**WHAT YOU WILL DO**
Repeat every row below word for word, but leave out the pictures.

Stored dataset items
-*-
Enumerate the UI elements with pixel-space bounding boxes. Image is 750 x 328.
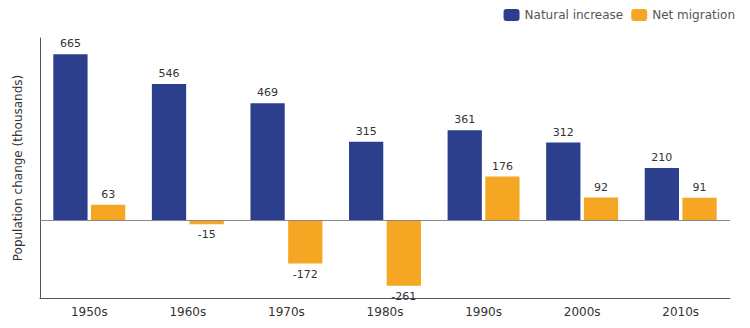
svg-text:312: 312 [553,126,574,139]
svg-text:Population change (thousands): Population change (thousands) [11,75,25,262]
svg-text:315: 315 [356,125,377,138]
svg-text:-172: -172 [293,268,318,281]
svg-text:1990s: 1990s [465,305,502,319]
svg-text:469: 469 [257,86,278,99]
svg-text:91: 91 [693,181,707,194]
svg-text:Net migration: Net migration [652,8,735,22]
svg-text:2010s: 2010s [662,305,699,319]
svg-text:665: 665 [60,37,81,50]
svg-text:1950s: 1950s [71,305,108,319]
svg-text:176: 176 [492,160,513,173]
svg-text:1960s: 1960s [169,305,206,319]
svg-text:-261: -261 [391,290,416,303]
svg-text:1970s: 1970s [268,305,305,319]
svg-text:546: 546 [159,67,180,80]
svg-text:63: 63 [101,188,115,201]
svg-text:92: 92 [594,181,608,194]
svg-text:210: 210 [651,151,672,164]
svg-text:-15: -15 [198,228,216,241]
svg-text:361: 361 [454,113,475,126]
svg-text:Natural increase: Natural increase [525,8,624,22]
svg-text:2000s: 2000s [564,305,601,319]
svg-text:1980s: 1980s [367,305,404,319]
-*-
**COMPLETE RESPONSE**
Enumerate the UI elements with pixel-space bounding boxes. Image is 750 x 328.
svg-text:312: 312 [553,126,574,139]
svg-text:Population change (thousands): Population change (thousands) [11,75,25,262]
svg-text:315: 315 [356,125,377,138]
svg-text:-172: -172 [293,268,318,281]
svg-text:1990s: 1990s [465,305,502,319]
svg-text:469: 469 [257,86,278,99]
svg-text:91: 91 [693,181,707,194]
svg-text:Net migration: Net migration [652,8,735,22]
svg-text:2010s: 2010s [662,305,699,319]
svg-text:665: 665 [60,37,81,50]
svg-text:1950s: 1950s [71,305,108,319]
svg-text:176: 176 [492,160,513,173]
svg-text:1960s: 1960s [169,305,206,319]
svg-text:-261: -261 [391,290,416,303]
svg-text:1970s: 1970s [268,305,305,319]
svg-text:546: 546 [159,67,180,80]
svg-text:63: 63 [101,188,115,201]
svg-text:92: 92 [594,181,608,194]
svg-text:210: 210 [651,151,672,164]
svg-text:-15: -15 [198,228,216,241]
svg-text:361: 361 [454,113,475,126]
svg-text:Natural increase: Natural increase [525,8,624,22]
svg-text:2000s: 2000s [564,305,601,319]
svg-text:1980s: 1980s [367,305,404,319]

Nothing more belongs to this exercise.